-- SUPPLIED DATA start --

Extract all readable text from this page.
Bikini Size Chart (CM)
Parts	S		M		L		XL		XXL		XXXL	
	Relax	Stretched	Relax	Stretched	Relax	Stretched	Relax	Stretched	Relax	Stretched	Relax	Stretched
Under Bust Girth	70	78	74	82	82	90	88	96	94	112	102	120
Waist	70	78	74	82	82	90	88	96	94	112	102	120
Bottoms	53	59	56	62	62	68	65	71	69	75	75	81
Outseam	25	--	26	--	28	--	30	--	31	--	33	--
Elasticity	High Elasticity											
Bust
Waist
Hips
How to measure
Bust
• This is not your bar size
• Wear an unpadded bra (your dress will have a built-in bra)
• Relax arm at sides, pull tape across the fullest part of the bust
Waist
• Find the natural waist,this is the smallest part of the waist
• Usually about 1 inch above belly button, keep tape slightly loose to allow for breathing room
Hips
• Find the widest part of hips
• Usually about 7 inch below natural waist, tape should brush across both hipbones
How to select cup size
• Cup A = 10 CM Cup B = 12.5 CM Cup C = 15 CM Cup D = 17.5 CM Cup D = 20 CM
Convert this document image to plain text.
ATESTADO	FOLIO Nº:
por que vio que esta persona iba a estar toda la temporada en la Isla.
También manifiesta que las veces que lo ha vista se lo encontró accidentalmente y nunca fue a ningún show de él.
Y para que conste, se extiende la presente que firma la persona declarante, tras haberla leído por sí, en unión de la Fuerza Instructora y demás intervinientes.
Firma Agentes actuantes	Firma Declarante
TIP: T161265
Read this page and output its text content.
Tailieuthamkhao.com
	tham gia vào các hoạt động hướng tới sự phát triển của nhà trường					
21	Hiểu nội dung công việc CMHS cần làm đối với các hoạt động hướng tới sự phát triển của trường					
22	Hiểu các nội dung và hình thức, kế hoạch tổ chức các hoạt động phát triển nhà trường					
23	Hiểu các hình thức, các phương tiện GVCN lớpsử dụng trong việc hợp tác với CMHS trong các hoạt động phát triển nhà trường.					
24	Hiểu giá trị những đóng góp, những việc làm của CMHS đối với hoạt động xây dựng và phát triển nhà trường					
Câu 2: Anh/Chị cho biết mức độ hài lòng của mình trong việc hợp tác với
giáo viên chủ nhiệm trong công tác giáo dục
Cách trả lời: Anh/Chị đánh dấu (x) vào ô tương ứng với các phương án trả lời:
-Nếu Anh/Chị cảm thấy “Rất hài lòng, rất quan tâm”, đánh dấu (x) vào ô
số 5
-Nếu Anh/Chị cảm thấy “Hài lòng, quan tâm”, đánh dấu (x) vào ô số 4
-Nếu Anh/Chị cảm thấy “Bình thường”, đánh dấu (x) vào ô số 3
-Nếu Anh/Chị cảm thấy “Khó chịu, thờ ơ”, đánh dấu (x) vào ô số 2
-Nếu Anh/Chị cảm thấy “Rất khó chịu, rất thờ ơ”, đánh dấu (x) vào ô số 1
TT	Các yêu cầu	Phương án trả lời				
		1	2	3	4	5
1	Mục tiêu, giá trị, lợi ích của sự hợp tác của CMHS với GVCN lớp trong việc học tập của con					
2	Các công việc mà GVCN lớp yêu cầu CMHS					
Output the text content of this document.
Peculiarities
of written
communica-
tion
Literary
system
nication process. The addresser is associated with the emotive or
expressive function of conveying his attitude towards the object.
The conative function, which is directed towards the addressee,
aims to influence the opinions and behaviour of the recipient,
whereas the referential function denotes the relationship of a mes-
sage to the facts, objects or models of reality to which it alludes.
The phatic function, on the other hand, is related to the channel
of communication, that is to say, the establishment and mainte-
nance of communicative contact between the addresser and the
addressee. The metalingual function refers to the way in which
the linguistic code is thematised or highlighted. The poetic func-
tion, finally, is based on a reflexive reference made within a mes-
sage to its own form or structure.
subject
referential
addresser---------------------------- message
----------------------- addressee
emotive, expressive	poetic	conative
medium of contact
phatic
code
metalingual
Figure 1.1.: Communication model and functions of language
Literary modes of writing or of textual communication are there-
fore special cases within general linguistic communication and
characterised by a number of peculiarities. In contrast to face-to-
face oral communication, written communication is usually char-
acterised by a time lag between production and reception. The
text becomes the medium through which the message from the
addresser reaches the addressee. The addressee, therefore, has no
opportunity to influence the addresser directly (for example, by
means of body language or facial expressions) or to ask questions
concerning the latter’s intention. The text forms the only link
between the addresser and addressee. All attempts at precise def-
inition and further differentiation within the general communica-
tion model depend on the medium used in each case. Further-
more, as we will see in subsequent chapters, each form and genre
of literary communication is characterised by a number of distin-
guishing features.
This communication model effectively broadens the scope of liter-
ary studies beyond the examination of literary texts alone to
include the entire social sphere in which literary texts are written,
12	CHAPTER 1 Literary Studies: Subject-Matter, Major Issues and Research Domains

-- SUPPLIED DATA end --

#### EXERCISE GOAL:
Reproduce each entry above exactly, keeping every word.

#### EXERCISE OUTPUT:
Extract all readable text from this page.
Bikini Size Chart (CM)
Parts	S		M		L		XL		XXL		XXXL	
	Relax	Stretched	Relax	Stretched	Relax	Stretched	Relax	Stretched	Relax	Stretched	Relax	Stretched
Under Bust Girth	70	78	74	82	82	90	88	96	94	112	102	120
Waist	70	78	74	82	82	90	88	96	94	112	102	120
Bottoms	53	59	56	62	62	68	65	71	69	75	75	81
Outseam	25	--	26	--	28	--	30	--	31	--	33	--
Elasticity	High Elasticity											
Bust
Waist
Hips
How to measure
Bust
• This is not your bar size
• Wear an unpadded bra (your dress will have a built-in bra)
• Relax arm at sides, pull tape across the fullest part of the bust
Waist
• Find the natural waist,this is the smallest part of the waist
• Usually about 1 inch above belly button, keep tape slightly loose to allow for breathing room
Hips
• Find the widest part of hips
• Usually about 7 inch below natural waist, tape should brush across both hipbones
How to select cup size
• Cup A = 10 CM Cup B = 12.5 CM Cup C = 15 CM Cup D = 17.5 CM Cup D = 20 CM
Convert this document image to plain text.
ATESTADO	FOLIO Nº:
por que vio que esta persona iba a estar toda la temporada en la Isla.
También manifiesta que las veces que lo ha vista se lo encontró accidentalmente y nunca fue a ningún show de él.
Y para que conste, se extiende la presente que firma la persona declarante, tras haberla leído por sí, en unión de la Fuerza Instructora y demás intervinientes.
Firma Agentes actuantes	Firma Declarante
TIP: T161265
Read this page and output its text content.
Tailieuthamkhao.com
	tham gia vào các hoạt động hướng tới sự phát triển của nhà trường					
21	Hiểu nội dung công việc CMHS cần làm đối với các hoạt động hướng tới sự phát triển của trường					
22	Hiểu các nội dung và hình thức, kế hoạch tổ chức các hoạt động phát triển nhà trường					
23	Hiểu các hình thức, các phương tiện GVCN lớpsử dụng trong việc hợp tác với CMHS trong các hoạt động phát triển nhà trường.					
24	Hiểu giá trị những đóng góp, những việc làm của CMHS đối với hoạt động xây dựng và phát triển nhà trường					
Câu 2: Anh/Chị cho biết mức độ hài lòng của mình trong việc hợp tác với
giáo viên chủ nhiệm trong công tác giáo dục
Cách trả lời: Anh/Chị đánh dấu (x) vào ô tương ứng với các phương án trả lời:
-Nếu Anh/Chị cảm thấy “Rất hài lòng, rất quan tâm”, đánh dấu (x) vào ô
số 5
-Nếu Anh/Chị cảm thấy “Hài lòng, quan tâm”, đánh dấu (x) vào ô số 4
-Nếu Anh/Chị cảm thấy “Bình thường”, đánh dấu (x) vào ô số 3
-Nếu Anh/Chị cảm thấy “Khó chịu, thờ ơ”, đánh dấu (x) vào ô số 2
-Nếu Anh/Chị cảm thấy “Rất khó chịu, rất thờ ơ”, đánh dấu (x) vào ô số 1
TT	Các yêu cầu	Phương án trả lời				
		1	2	3	4	5
1	Mục tiêu, giá trị, lợi ích của sự hợp tác của CMHS với GVCN lớp trong việc học tập của con					
2	Các công việc mà GVCN lớp yêu cầu CMHS					
Output the text content of this document.
Peculiarities
of written
communica-
tion
Literary
system
nication process. The addresser is associated with the emotive or
expressive function of conveying his attitude towards the object.
The conative function, which is directed towards the addressee,
aims to influence the opinions and behaviour of the recipient,
whereas the referential function denotes the relationship of a mes-
sage to the facts, objects or models of reality to which it alludes.
The phatic function, on the other hand, is related to the channel
of communication, that is to say, the establishment and mainte-
nance of communicative contact between the addresser and the
addressee. The metalingual function refers to the way in which
the linguistic code is thematised or highlighted. The poetic func-
tion, finally, is based on a reflexive reference made within a mes-
sage to its own form or structure.
subject
referential
addresser---------------------------- message
----------------------- addressee
emotive, expressive	poetic	conative
medium of contact
phatic
code
metalingual
Figure 1.1.: Communication model and functions of language
Literary modes of writing or of textual communication are there-
fore special cases within general linguistic communication and
characterised by a number of peculiarities. In contrast to face-to-
face oral communication, written communication is usually char-
acterised by a time lag between production and reception. The
text becomes the medium through which the message from the
addresser reaches the addressee. The addressee, therefore, has no
opportunity to influence the addresser directly (for example, by
means of body language or facial expressions) or to ask questions
concerning the latter’s intention. The text forms the only link
between the addresser and addressee. All attempts at precise def-
inition and further differentiation within the general communica-
tion model depend on the medium used in each case. Further-
more, as we will see in subsequent chapters, each form and genre
of literary communication is characterised by a number of distin-
guishing features.
This communication model effectively broadens the scope of liter-
ary studies beyond the examination of literary texts alone to
include the entire social sphere in which literary texts are written,
12	CHAPTER 1 Literary Studies: Subject-Matter, Major Issues and Research Domains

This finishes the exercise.